YOUR GOAL: Reproduce the part of the material that opens with the line containing "Text: $\Sigma_1(\omega)(\cos kx" and closes with the line containing "FancyBboxPatch shape [81, 305, 346, 346]", including both of those lines.

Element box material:
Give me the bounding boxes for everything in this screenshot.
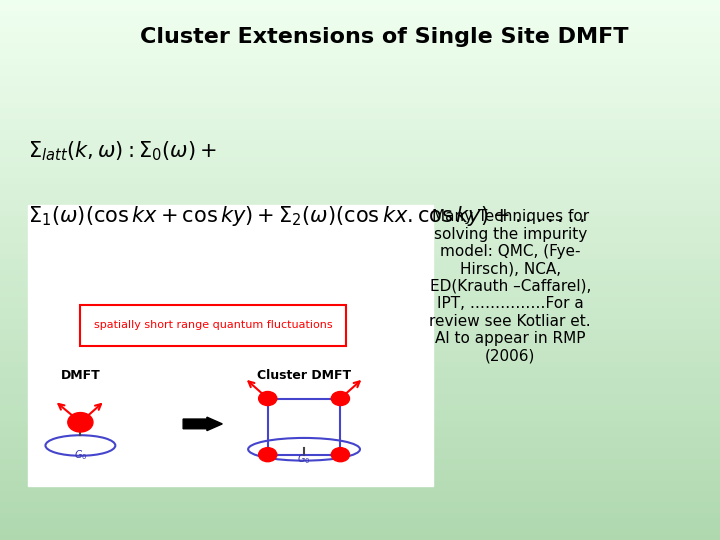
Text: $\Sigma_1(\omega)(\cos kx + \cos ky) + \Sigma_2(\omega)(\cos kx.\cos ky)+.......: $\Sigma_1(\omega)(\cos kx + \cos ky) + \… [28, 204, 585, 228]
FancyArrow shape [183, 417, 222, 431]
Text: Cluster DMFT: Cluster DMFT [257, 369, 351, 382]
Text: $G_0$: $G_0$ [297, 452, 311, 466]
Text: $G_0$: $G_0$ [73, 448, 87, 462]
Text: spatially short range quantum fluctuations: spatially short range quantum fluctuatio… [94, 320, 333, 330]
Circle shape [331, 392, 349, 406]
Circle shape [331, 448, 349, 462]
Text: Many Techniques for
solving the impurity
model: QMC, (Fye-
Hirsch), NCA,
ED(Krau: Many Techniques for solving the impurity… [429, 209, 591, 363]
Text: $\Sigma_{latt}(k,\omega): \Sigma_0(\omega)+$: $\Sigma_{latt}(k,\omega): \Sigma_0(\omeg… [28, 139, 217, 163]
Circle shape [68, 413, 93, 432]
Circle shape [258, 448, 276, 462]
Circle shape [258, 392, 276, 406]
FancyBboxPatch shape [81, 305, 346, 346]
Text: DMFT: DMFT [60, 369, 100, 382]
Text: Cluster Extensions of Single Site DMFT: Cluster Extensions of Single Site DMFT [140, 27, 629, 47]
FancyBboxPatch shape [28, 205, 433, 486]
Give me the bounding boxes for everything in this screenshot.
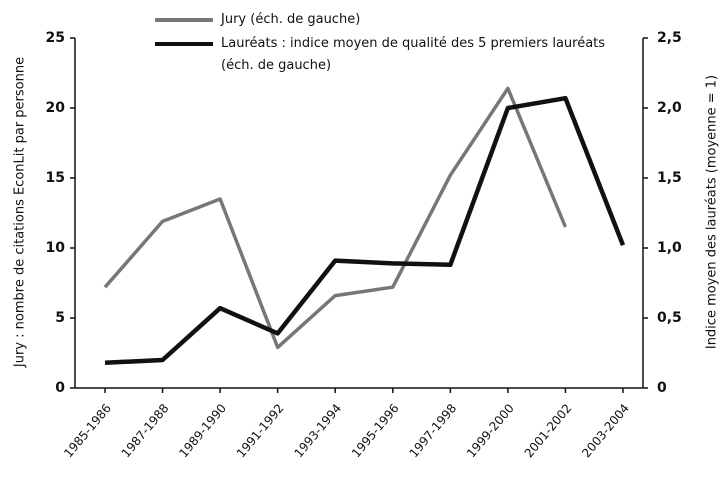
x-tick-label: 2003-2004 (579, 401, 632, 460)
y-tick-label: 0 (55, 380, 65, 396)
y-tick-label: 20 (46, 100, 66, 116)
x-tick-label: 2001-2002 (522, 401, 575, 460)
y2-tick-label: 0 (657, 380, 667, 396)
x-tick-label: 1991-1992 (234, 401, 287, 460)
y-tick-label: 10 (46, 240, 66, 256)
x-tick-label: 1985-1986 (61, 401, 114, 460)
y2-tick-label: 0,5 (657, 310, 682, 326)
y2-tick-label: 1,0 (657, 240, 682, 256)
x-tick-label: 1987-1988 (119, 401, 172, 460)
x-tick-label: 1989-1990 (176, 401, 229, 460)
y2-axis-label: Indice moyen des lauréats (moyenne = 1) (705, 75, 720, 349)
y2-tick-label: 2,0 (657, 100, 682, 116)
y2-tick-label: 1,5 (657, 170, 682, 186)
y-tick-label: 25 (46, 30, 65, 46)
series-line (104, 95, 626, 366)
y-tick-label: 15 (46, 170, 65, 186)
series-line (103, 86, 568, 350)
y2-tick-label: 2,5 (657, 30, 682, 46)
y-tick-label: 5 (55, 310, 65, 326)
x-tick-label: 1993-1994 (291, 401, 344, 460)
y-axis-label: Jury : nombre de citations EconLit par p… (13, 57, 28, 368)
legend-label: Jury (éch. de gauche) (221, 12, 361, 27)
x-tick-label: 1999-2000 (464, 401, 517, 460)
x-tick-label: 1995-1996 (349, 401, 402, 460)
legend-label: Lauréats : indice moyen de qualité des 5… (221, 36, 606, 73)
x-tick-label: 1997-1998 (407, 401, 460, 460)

RESULT OF THE EXERCISE:
Text: $\Sigma_1(\omega)(\cos kx + \cos ky) + \Sigma_2(\omega)(\cos kx.\cos ky)+.......: $\Sigma_1(\omega)(\cos kx + \cos ky) + \… [28, 204, 585, 228]
FancyArrow shape [183, 417, 222, 431]
Text: Cluster DMFT: Cluster DMFT [257, 369, 351, 382]
Text: $G_0$: $G_0$ [297, 452, 311, 466]
Text: $G_0$: $G_0$ [73, 448, 87, 462]
Text: spatially short range quantum fluctuations: spatially short range quantum fluctuatio… [94, 320, 333, 330]
Circle shape [331, 392, 349, 406]
Circle shape [331, 448, 349, 462]
Text: Many Techniques for
solving the impurity
model: QMC, (Fye-
Hirsch), NCA,
ED(Krau: Many Techniques for solving the impurity… [429, 209, 591, 363]
Text: $\Sigma_{latt}(k,\omega): \Sigma_0(\omega)+$: $\Sigma_{latt}(k,\omega): \Sigma_0(\omeg… [28, 139, 217, 163]
Circle shape [68, 413, 93, 432]
Circle shape [258, 448, 276, 462]
Circle shape [258, 392, 276, 406]
FancyBboxPatch shape [81, 305, 346, 346]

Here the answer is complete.